▶ [Entries from a dataset]
----------------------------------------
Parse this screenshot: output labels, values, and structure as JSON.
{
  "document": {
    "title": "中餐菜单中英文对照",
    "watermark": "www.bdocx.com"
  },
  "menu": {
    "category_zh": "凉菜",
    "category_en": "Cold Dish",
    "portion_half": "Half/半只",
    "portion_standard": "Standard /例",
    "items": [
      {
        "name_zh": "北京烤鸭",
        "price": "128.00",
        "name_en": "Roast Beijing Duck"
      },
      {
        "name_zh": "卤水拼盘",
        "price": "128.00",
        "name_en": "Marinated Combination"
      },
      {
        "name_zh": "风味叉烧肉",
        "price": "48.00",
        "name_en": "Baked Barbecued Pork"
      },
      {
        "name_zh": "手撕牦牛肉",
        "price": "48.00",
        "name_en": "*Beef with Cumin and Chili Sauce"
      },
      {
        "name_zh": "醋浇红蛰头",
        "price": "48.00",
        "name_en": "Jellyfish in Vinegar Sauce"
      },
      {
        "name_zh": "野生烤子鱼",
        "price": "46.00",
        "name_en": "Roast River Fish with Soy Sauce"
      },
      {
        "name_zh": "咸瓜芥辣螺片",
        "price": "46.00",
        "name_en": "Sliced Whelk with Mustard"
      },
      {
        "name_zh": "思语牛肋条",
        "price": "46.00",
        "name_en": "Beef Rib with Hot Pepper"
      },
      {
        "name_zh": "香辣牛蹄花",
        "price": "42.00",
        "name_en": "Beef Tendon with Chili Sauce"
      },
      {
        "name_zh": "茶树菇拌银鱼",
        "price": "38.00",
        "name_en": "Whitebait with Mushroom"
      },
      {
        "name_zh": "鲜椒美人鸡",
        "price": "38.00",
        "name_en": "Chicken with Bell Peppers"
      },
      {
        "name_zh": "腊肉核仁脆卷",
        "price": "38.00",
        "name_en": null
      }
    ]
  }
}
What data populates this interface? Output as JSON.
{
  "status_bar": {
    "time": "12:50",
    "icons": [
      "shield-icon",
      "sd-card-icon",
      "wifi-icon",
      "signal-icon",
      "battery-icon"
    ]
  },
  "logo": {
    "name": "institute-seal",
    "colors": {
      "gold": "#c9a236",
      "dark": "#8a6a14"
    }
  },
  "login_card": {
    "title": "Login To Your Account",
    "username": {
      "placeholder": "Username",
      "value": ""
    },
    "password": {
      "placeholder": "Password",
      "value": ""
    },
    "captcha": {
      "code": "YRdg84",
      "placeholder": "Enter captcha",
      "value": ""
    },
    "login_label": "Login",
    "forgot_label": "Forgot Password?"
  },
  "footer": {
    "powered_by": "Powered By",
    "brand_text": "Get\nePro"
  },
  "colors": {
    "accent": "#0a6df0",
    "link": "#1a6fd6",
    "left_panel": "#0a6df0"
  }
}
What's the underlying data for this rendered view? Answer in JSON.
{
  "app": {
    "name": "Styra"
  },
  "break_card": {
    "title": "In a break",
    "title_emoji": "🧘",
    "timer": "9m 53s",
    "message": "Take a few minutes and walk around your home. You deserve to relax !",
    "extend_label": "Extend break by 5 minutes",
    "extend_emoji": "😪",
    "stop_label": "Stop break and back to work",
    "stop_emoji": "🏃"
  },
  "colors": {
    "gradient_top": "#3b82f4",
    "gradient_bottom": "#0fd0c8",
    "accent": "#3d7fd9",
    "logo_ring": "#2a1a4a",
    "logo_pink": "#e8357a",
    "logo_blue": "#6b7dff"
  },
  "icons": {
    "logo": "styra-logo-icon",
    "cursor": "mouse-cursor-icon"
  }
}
----------------------------------------
State how many lines hold the word "Chili". The number is the whole answer.

▶ [ANSWER] 2